[Items from a figure collection]
◆ ◆ ◆ ◆ ◆
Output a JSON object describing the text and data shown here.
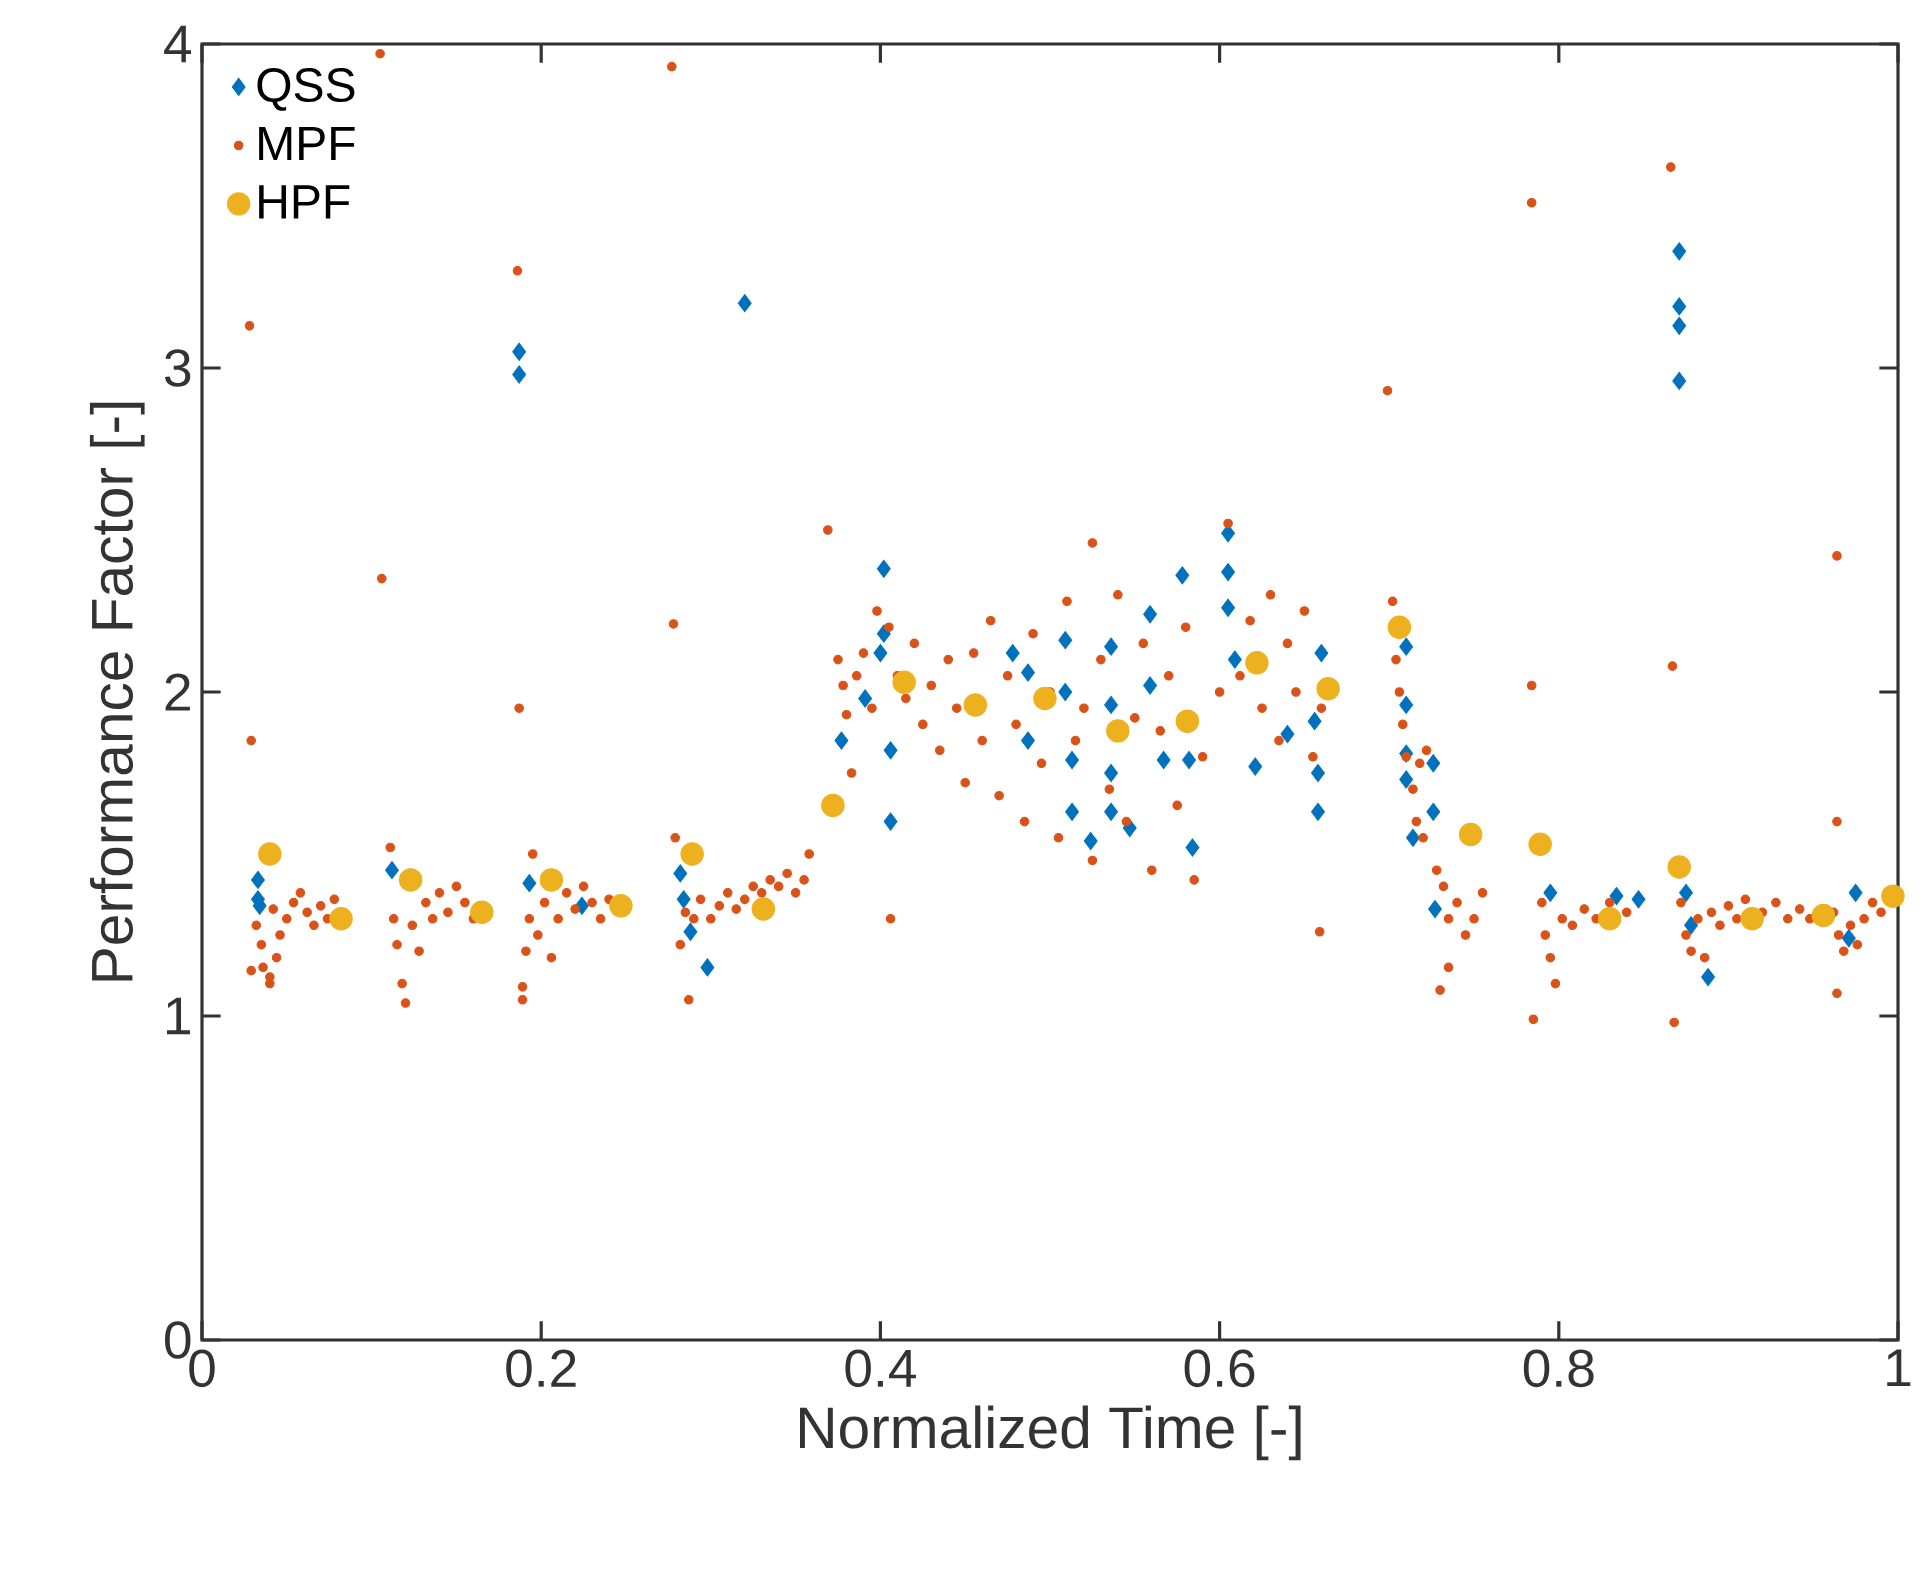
{
  "chart_data": {
    "type": "scatter",
    "xlabel": "Normalized Time [-]",
    "ylabel": "Performance Factor [-]",
    "xlim": [
      0,
      1
    ],
    "ylim": [
      0,
      4
    ],
    "xticks": [
      0,
      0.2,
      0.4,
      0.6,
      0.8,
      1
    ],
    "yticks": [
      0,
      1,
      2,
      3,
      4
    ],
    "grid": false,
    "legend": "top left",
    "series": [
      {
        "name": "QSS",
        "color": "#0072bd",
        "marker": "diamond",
        "x": [
          0.033,
          0.033,
          0.034,
          0.112,
          0.187,
          0.187,
          0.193,
          0.224,
          0.282,
          0.284,
          0.288,
          0.298,
          0.32,
          0.377,
          0.391,
          0.402,
          0.402,
          0.4,
          0.406,
          0.406,
          0.478,
          0.487,
          0.487,
          0.509,
          0.509,
          0.513,
          0.513,
          0.524,
          0.536,
          0.536,
          0.536,
          0.536,
          0.547,
          0.559,
          0.559,
          0.567,
          0.578,
          0.582,
          0.584,
          0.605,
          0.605,
          0.605,
          0.609,
          0.621,
          0.64,
          0.656,
          0.658,
          0.658,
          0.66,
          0.71,
          0.71,
          0.71,
          0.71,
          0.726,
          0.726,
          0.714,
          0.727,
          0.795,
          0.834,
          0.847,
          0.871,
          0.871,
          0.871,
          0.871,
          0.875,
          0.878,
          0.888,
          0.975,
          0.971
        ],
        "values": [
          1.42,
          1.36,
          1.34,
          1.45,
          3.05,
          2.98,
          1.41,
          1.34,
          1.44,
          1.36,
          1.26,
          1.15,
          3.2,
          1.85,
          1.98,
          2.38,
          2.18,
          2.12,
          1.82,
          1.6,
          2.12,
          2.06,
          1.85,
          2.16,
          2.0,
          1.79,
          1.63,
          1.54,
          2.14,
          1.96,
          1.75,
          1.63,
          1.58,
          2.24,
          2.02,
          1.79,
          2.36,
          1.79,
          1.52,
          2.49,
          2.37,
          2.26,
          2.1,
          1.77,
          1.87,
          1.91,
          1.75,
          1.63,
          2.12,
          2.14,
          1.96,
          1.81,
          1.73,
          1.78,
          1.63,
          1.55,
          1.33,
          1.38,
          1.37,
          1.36,
          3.36,
          3.19,
          3.13,
          2.96,
          1.38,
          1.28,
          1.12,
          1.38,
          1.24
        ]
      },
      {
        "name": "MPF",
        "color": "#d95319",
        "marker": "circle",
        "x": [
          0.105,
          0.277,
          0.186,
          0.028,
          0.106,
          0.278,
          0.187,
          0.029,
          0.866,
          0.784,
          0.699,
          0.964,
          0.867,
          0.784,
          0.964,
          0.785,
          0.868,
          0.964,
          0.369,
          0.406,
          0.659,
          0.525,
          0.029,
          0.04,
          0.032,
          0.035,
          0.036,
          0.04,
          0.042,
          0.046,
          0.05,
          0.054,
          0.058,
          0.062,
          0.066,
          0.07,
          0.074,
          0.078,
          0.044,
          0.111,
          0.113,
          0.115,
          0.118,
          0.12,
          0.124,
          0.128,
          0.132,
          0.136,
          0.14,
          0.145,
          0.15,
          0.155,
          0.16,
          0.189,
          0.189,
          0.191,
          0.193,
          0.195,
          0.198,
          0.202,
          0.206,
          0.21,
          0.215,
          0.22,
          0.225,
          0.23,
          0.235,
          0.24,
          0.279,
          0.282,
          0.285,
          0.287,
          0.29,
          0.294,
          0.3,
          0.305,
          0.31,
          0.315,
          0.32,
          0.325,
          0.33,
          0.335,
          0.34,
          0.345,
          0.35,
          0.355,
          0.358,
          0.375,
          0.378,
          0.38,
          0.383,
          0.386,
          0.39,
          0.395,
          0.398,
          0.405,
          0.41,
          0.415,
          0.42,
          0.425,
          0.43,
          0.435,
          0.44,
          0.445,
          0.45,
          0.455,
          0.46,
          0.465,
          0.47,
          0.475,
          0.48,
          0.485,
          0.49,
          0.495,
          0.5,
          0.505,
          0.51,
          0.515,
          0.52,
          0.525,
          0.53,
          0.535,
          0.54,
          0.545,
          0.55,
          0.555,
          0.56,
          0.565,
          0.57,
          0.575,
          0.58,
          0.585,
          0.59,
          0.6,
          0.605,
          0.612,
          0.618,
          0.625,
          0.63,
          0.635,
          0.64,
          0.645,
          0.65,
          0.655,
          0.66,
          0.702,
          0.704,
          0.706,
          0.708,
          0.71,
          0.714,
          0.718,
          0.722,
          0.716,
          0.72,
          0.728,
          0.732,
          0.735,
          0.74,
          0.745,
          0.735,
          0.75,
          0.755,
          0.73,
          0.79,
          0.792,
          0.795,
          0.798,
          0.802,
          0.808,
          0.815,
          0.822,
          0.83,
          0.84,
          0.872,
          0.875,
          0.878,
          0.882,
          0.886,
          0.89,
          0.895,
          0.9,
          0.905,
          0.91,
          0.92,
          0.928,
          0.935,
          0.942,
          0.948,
          0.962,
          0.965,
          0.968,
          0.972,
          0.976,
          0.98,
          0.985,
          0.99
        ],
        "values": [
          3.97,
          3.93,
          3.3,
          3.13,
          2.35,
          2.21,
          1.95,
          1.85,
          3.62,
          3.51,
          2.93,
          2.42,
          2.08,
          2.02,
          1.6,
          0.99,
          0.98,
          1.07,
          2.5,
          1.3,
          1.26,
          2.46,
          1.14,
          1.12,
          1.28,
          1.22,
          1.15,
          1.1,
          1.33,
          1.25,
          1.3,
          1.35,
          1.38,
          1.32,
          1.28,
          1.34,
          1.3,
          1.36,
          1.18,
          1.52,
          1.3,
          1.22,
          1.1,
          1.04,
          1.28,
          1.2,
          1.35,
          1.3,
          1.38,
          1.32,
          1.4,
          1.35,
          1.3,
          1.05,
          1.09,
          1.2,
          1.3,
          1.5,
          1.25,
          1.35,
          1.18,
          1.3,
          1.38,
          1.33,
          1.4,
          1.35,
          1.3,
          1.36,
          1.55,
          1.22,
          1.32,
          1.05,
          1.3,
          1.36,
          1.3,
          1.34,
          1.38,
          1.33,
          1.36,
          1.4,
          1.38,
          1.42,
          1.4,
          1.44,
          1.38,
          1.42,
          1.5,
          2.1,
          2.02,
          1.93,
          1.75,
          2.05,
          2.12,
          1.95,
          2.25,
          2.2,
          2.05,
          1.98,
          2.15,
          1.9,
          2.02,
          1.82,
          2.1,
          1.95,
          1.72,
          2.12,
          1.85,
          2.22,
          1.68,
          2.05,
          1.9,
          1.6,
          2.18,
          1.78,
          2.0,
          1.55,
          2.28,
          1.85,
          1.95,
          1.48,
          2.1,
          1.7,
          2.3,
          1.6,
          1.92,
          2.15,
          1.45,
          1.88,
          2.05,
          1.65,
          2.2,
          1.42,
          1.8,
          2.0,
          2.52,
          2.05,
          2.22,
          1.95,
          2.3,
          1.85,
          2.15,
          2.0,
          2.25,
          1.8,
          1.95,
          2.28,
          2.1,
          2.0,
          1.9,
          1.8,
          1.7,
          1.78,
          1.82,
          1.6,
          1.55,
          1.45,
          1.4,
          1.3,
          1.35,
          1.25,
          1.15,
          1.3,
          1.38,
          1.08,
          1.35,
          1.25,
          1.18,
          1.1,
          1.3,
          1.28,
          1.33,
          1.3,
          1.35,
          1.32,
          1.35,
          1.25,
          1.2,
          1.3,
          1.18,
          1.32,
          1.28,
          1.34,
          1.3,
          1.36,
          1.32,
          1.35,
          1.3,
          1.33,
          1.3,
          1.32,
          1.25,
          1.2,
          1.28,
          1.22,
          1.3,
          1.35,
          1.32
        ]
      },
      {
        "name": "HPF",
        "color": "#edb120",
        "marker": "circle",
        "x": [
          0.04,
          0.082,
          0.123,
          0.165,
          0.206,
          0.247,
          0.289,
          0.331,
          0.372,
          0.414,
          0.456,
          0.497,
          0.54,
          0.581,
          0.622,
          0.664,
          0.706,
          0.748,
          0.789,
          0.83,
          0.871,
          0.914,
          0.956,
          0.997
        ],
        "values": [
          1.5,
          1.3,
          1.42,
          1.32,
          1.42,
          1.34,
          1.5,
          1.33,
          1.65,
          2.03,
          1.96,
          1.98,
          1.88,
          1.91,
          2.09,
          2.01,
          2.2,
          1.56,
          1.53,
          1.3,
          1.46,
          1.3,
          1.31,
          1.37
        ]
      }
    ]
  }
}
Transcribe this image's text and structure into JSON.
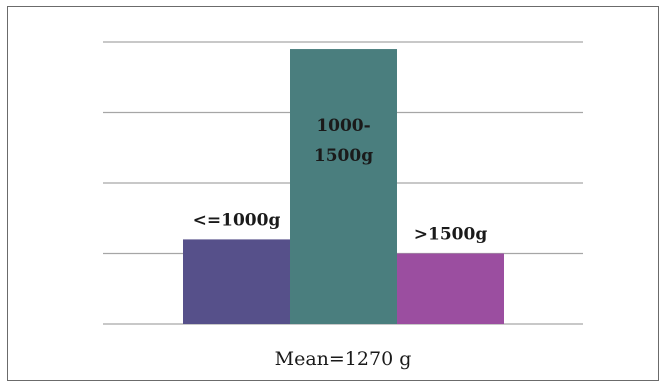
{
  "chart_data": {
    "type": "bar",
    "categories": [
      "<=1000g",
      "1000-1500g",
      ">1500g"
    ],
    "values": [
      12,
      39,
      10
    ],
    "data_labels": [
      [
        "<=1000g"
      ],
      [
        "1000-",
        "1500g"
      ],
      [
        ">1500g"
      ]
    ],
    "ylim": [
      0,
      40
    ],
    "yticks": [
      0,
      10,
      20,
      30,
      40
    ],
    "grid": true,
    "xlabel": "Mean=1270 g",
    "colors": [
      "#56508a",
      "#4a7e7e",
      "#9b4ea0"
    ],
    "grid_color": "#a6a6a6"
  }
}
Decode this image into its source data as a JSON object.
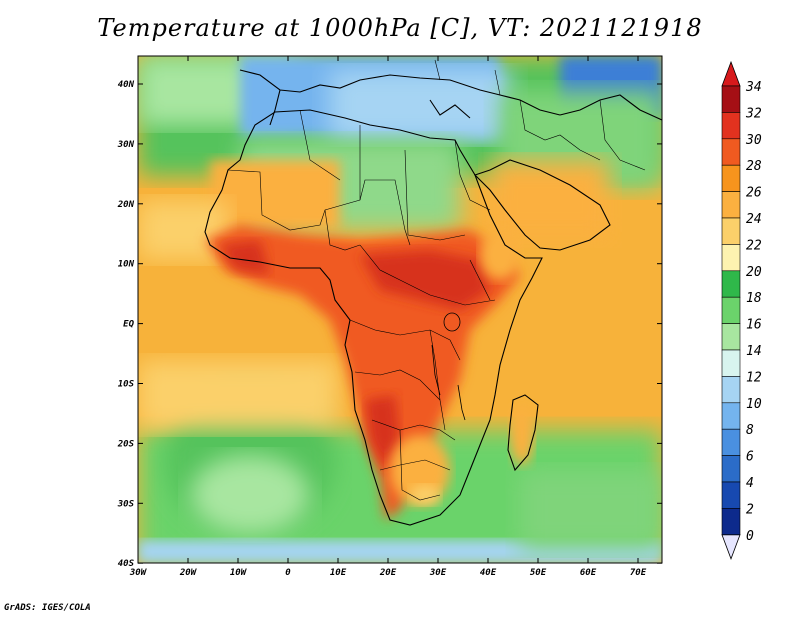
{
  "title": "Temperature at 1000hPa [C], VT: 2021121918",
  "credit": "GrADS: IGES/COLA",
  "map": {
    "lon_ticks": [
      "30W",
      "20W",
      "10W",
      "0",
      "10E",
      "20E",
      "30E",
      "40E",
      "50E",
      "60E",
      "70E"
    ],
    "lat_ticks": [
      "40N",
      "30N",
      "20N",
      "10N",
      "EQ",
      "10S",
      "20S",
      "30S",
      "40S"
    ]
  },
  "colorbar": {
    "levels": [
      "34",
      "32",
      "30",
      "28",
      "26",
      "24",
      "22",
      "20",
      "18",
      "16",
      "14",
      "12",
      "10",
      "8",
      "6",
      "4",
      "2",
      "0"
    ],
    "colors": [
      "#a50f15",
      "#e2321f",
      "#f05a20",
      "#f7941d",
      "#fbb040",
      "#fbd06a",
      "#fdf3b0",
      "#2fb84a",
      "#6bd36b",
      "#a8e6a0",
      "#d8f4ef",
      "#a6d4f3",
      "#74b4ee",
      "#4a90e0",
      "#2b6cc8",
      "#1749b0",
      "#0d2a8c",
      "#0b1464"
    ],
    "top_color": "#d7191c",
    "bottom_color": "#e6e6ff"
  }
}
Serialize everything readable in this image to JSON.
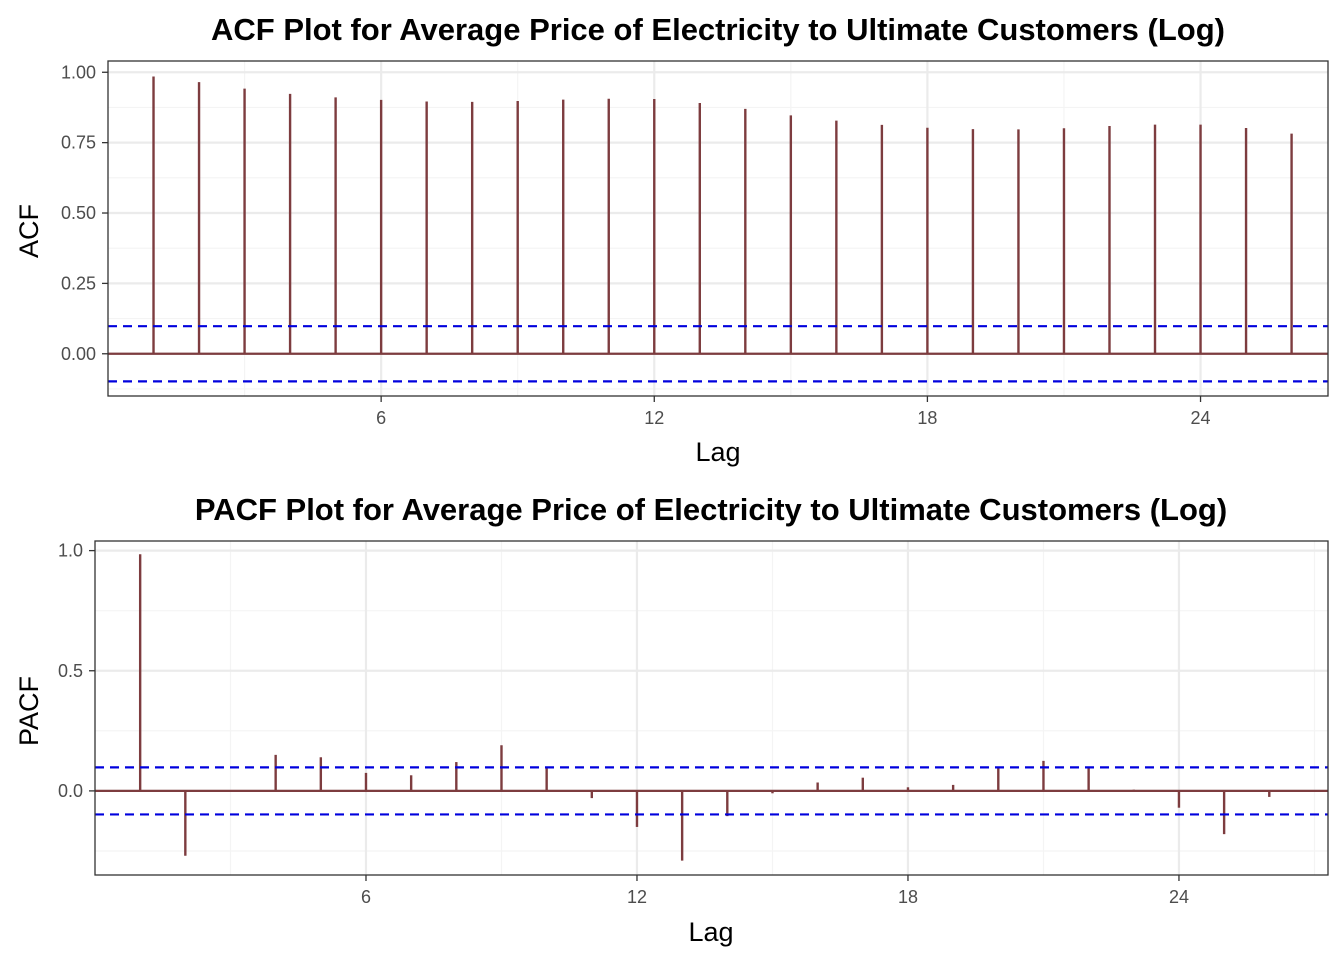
{
  "chart_data": [
    {
      "type": "bar",
      "title": "ACF Plot for Average Price of Electricity to Ultimate Customers (Log)",
      "xlabel": "Lag",
      "ylabel": "ACF",
      "xlim": [
        0,
        26.8
      ],
      "ylim": [
        -0.15,
        1.04
      ],
      "x_ticks": [
        6,
        12,
        18,
        24
      ],
      "y_ticks": [
        0.0,
        0.25,
        0.5,
        0.75,
        1.0
      ],
      "y_tick_labels": [
        "0.00",
        "0.25",
        "0.50",
        "0.75",
        "1.00"
      ],
      "grid": true,
      "confidence_bound": 0.098,
      "colors": {
        "bars": "#7d3c3f",
        "bounds": "#0000dd",
        "grid": "#ebebeb",
        "zero_line": "#7d3c3f"
      },
      "lags": [
        1,
        2,
        3,
        4,
        5,
        6,
        7,
        8,
        9,
        10,
        11,
        12,
        13,
        14,
        15,
        16,
        17,
        18,
        19,
        20,
        21,
        22,
        23,
        24,
        25,
        26
      ],
      "values": [
        0.985,
        0.965,
        0.942,
        0.923,
        0.911,
        0.902,
        0.896,
        0.895,
        0.898,
        0.903,
        0.906,
        0.905,
        0.891,
        0.87,
        0.847,
        0.828,
        0.813,
        0.803,
        0.798,
        0.797,
        0.801,
        0.809,
        0.814,
        0.814,
        0.802,
        0.782
      ]
    },
    {
      "type": "bar",
      "title": "PACF Plot for Average Price of Electricity to Ultimate Customers (Log)",
      "xlabel": "Lag",
      "ylabel": "PACF",
      "xlim": [
        0,
        27.3
      ],
      "ylim": [
        -0.35,
        1.04
      ],
      "x_ticks": [
        6,
        12,
        18,
        24
      ],
      "y_ticks": [
        0.0,
        0.5,
        1.0
      ],
      "y_tick_labels": [
        "0.0",
        "0.5",
        "1.0"
      ],
      "grid": true,
      "confidence_bound": 0.098,
      "colors": {
        "bars": "#7d3c3f",
        "bounds": "#0000dd",
        "grid": "#ebebeb",
        "zero_line": "#7d3c3f"
      },
      "lags": [
        1,
        2,
        3,
        4,
        5,
        6,
        7,
        8,
        9,
        10,
        11,
        12,
        13,
        14,
        15,
        16,
        17,
        18,
        19,
        20,
        21,
        22,
        23,
        24,
        25,
        26
      ],
      "values": [
        0.985,
        -0.27,
        0.0,
        0.15,
        0.14,
        0.075,
        0.065,
        0.12,
        0.19,
        0.095,
        -0.03,
        -0.15,
        -0.29,
        -0.105,
        -0.01,
        0.035,
        0.055,
        0.015,
        0.025,
        0.095,
        0.125,
        0.095,
        0.005,
        -0.07,
        -0.18,
        -0.025
      ]
    }
  ]
}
◆ ◆ ◆ ◆ ◆
== Exercise brief ==
Scan the records above for the string "this", then report every line that contains it.

== The answer ==
Transcribe this image's text and structure into JSON.
Decode this image into its source data as a JSON object.
Serialize everything readable in this image to JSON.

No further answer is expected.